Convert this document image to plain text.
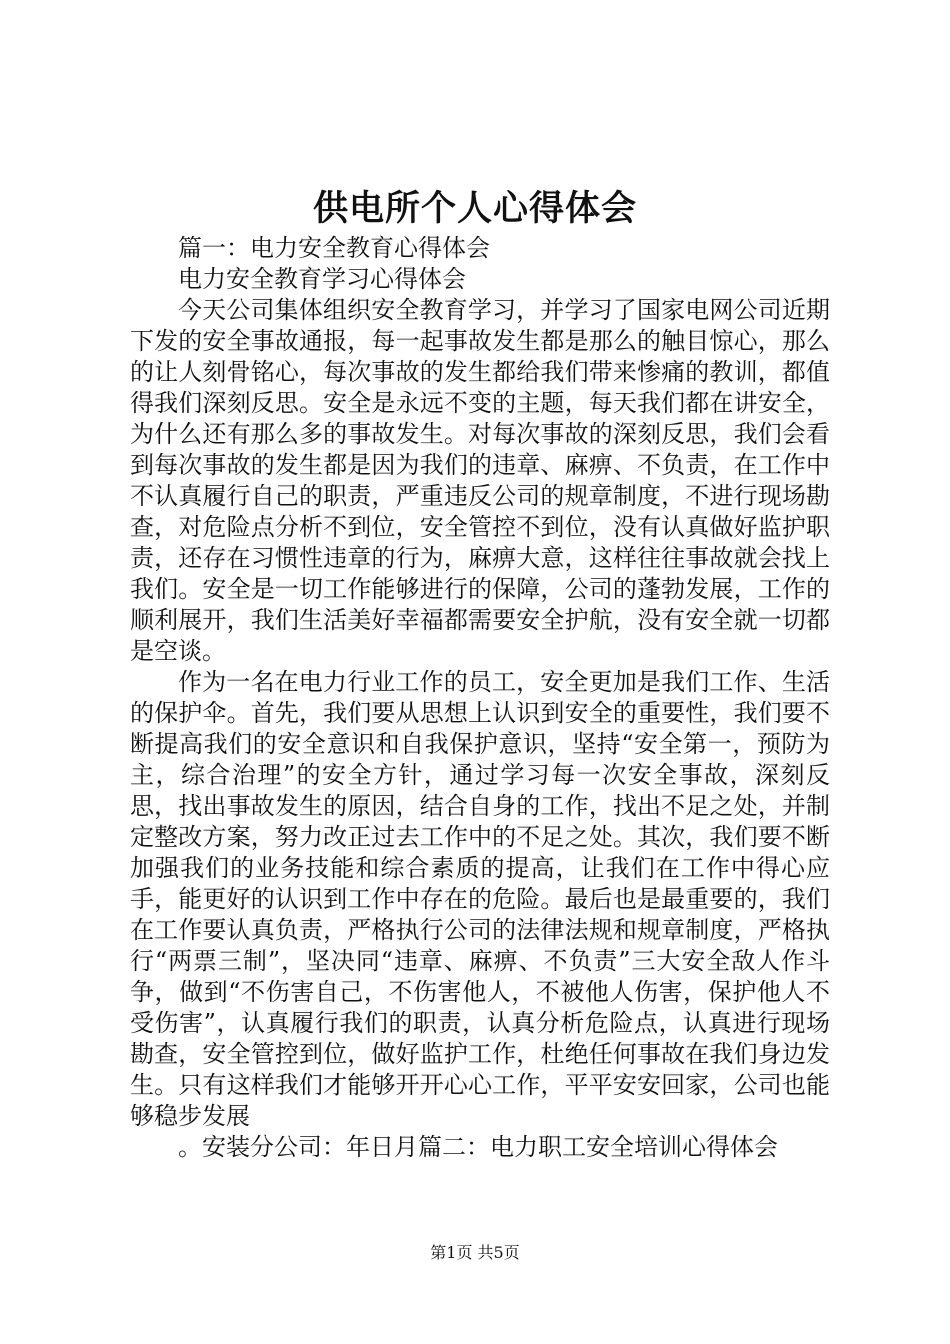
供电所个人心得体会

篇一：电力安全教育心得体会

电力安全教育学习心得体会

今天公司集体组织安全教育学习，并学习了国家电网公司近期下发的安全事故通报，每一起事故发生都是那么的触目惊心，那么的让人刻骨铭心，每次事故的发生都给我们带来惨痛的教训，都值得我们深刻反思。安全是永远不变的主题，每天我们都在讲安全，为什么还有那么多的事故发生。对每次事故的深刻反思，我们会看到每次事故的发生都是因为我们的违章、麻痹、不负责，在工作中不认真履行自己的职责，严重违反公司的规章制度，不进行现场勘查，对危险点分析不到位，安全管控不到位，没有认真做好监护职责，还存在习惯性违章的行为，麻痹大意，这样往往事故就会找上我们。安全是一切工作能够进行的保障，公司的蓬勃发展，工作的顺利展开，我们生活美好幸福都需要安全护航，没有安全就一切都是空谈。

作为一名在电力行业工作的员工，安全更加是我们工作、生活的保护伞。首先，我们要从思想上认识到安全的重要性，我们要不断提高我们的安全意识和自我保护意识，坚持“安全第一，预防为主，综合治理”的安全方针，通过学习每一次安全事故，深刻反思，找出事故发生的原因，结合自身的工作，找出不足之处，并制定整改方案，努力改正过去工作中的不足之处。其次，我们要不断加强我们的业务技能和综合素质的提高，让我们在工作中得心应手，能更好的认识到工作中存在的危险。最后也是最重要的，我们在工作要认真负责，严格执行公司的法律法规和规章制度，严格执行“两票三制”，坚决同“违章、麻痹、不负责”三大安全敌人作斗争，做到“不伤害自己，不伤害他人，不被他人伤害，保护他人不受伤害”，认真履行我们的职责，认真分析危险点，认真进行现场勘查，安全管控到位，做好监护工作，杜绝任何事故在我们身边发生。只有这样我们才能够开开心心工作，平平安安回家，公司也能够稳步发展

。安装分公司：年日月篇二：电力职工安全培训心得体会

第1页 共5页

****************

■ Instructions to follow:
Go through the listing above and write it out again exactly, dropping the pictures.

■ Exercise result:
Convert this document image to plain text.
供电所个人心得体会

篇一：电力安全教育心得体会

电力安全教育学习心得体会

今天公司集体组织安全教育学习，并学习了国家电网公司近期下发的安全事故通报，每一起事故发生都是那么的触目惊心，那么的让人刻骨铭心，每次事故的发生都给我们带来惨痛的教训，都值得我们深刻反思。安全是永远不变的主题，每天我们都在讲安全，为什么还有那么多的事故发生。对每次事故的深刻反思，我们会看到每次事故的发生都是因为我们的违章、麻痹、不负责，在工作中不认真履行自己的职责，严重违反公司的规章制度，不进行现场勘查，对危险点分析不到位，安全管控不到位，没有认真做好监护职责，还存在习惯性违章的行为，麻痹大意，这样往往事故就会找上我们。安全是一切工作能够进行的保障，公司的蓬勃发展，工作的顺利展开，我们生活美好幸福都需要安全护航，没有安全就一切都是空谈。

作为一名在电力行业工作的员工，安全更加是我们工作、生活的保护伞。首先，我们要从思想上认识到安全的重要性，我们要不断提高我们的安全意识和自我保护意识，坚持“安全第一，预防为主，综合治理”的安全方针，通过学习每一次安全事故，深刻反思，找出事故发生的原因，结合自身的工作，找出不足之处，并制定整改方案，努力改正过去工作中的不足之处。其次，我们要不断加强我们的业务技能和综合素质的提高，让我们在工作中得心应手，能更好的认识到工作中存在的危险。最后也是最重要的，我们在工作要认真负责，严格执行公司的法律法规和规章制度，严格执行“两票三制”，坚决同“违章、麻痹、不负责”三大安全敌人作斗争，做到“不伤害自己，不伤害他人，不被他人伤害，保护他人不受伤害”，认真履行我们的职责，认真分析危险点，认真进行现场勘查，安全管控到位，做好监护工作，杜绝任何事故在我们身边发生。只有这样我们才能够开开心心工作，平平安安回家，公司也能够稳步发展

。安装分公司：年日月篇二：电力职工安全培训心得体会

第1页 共5页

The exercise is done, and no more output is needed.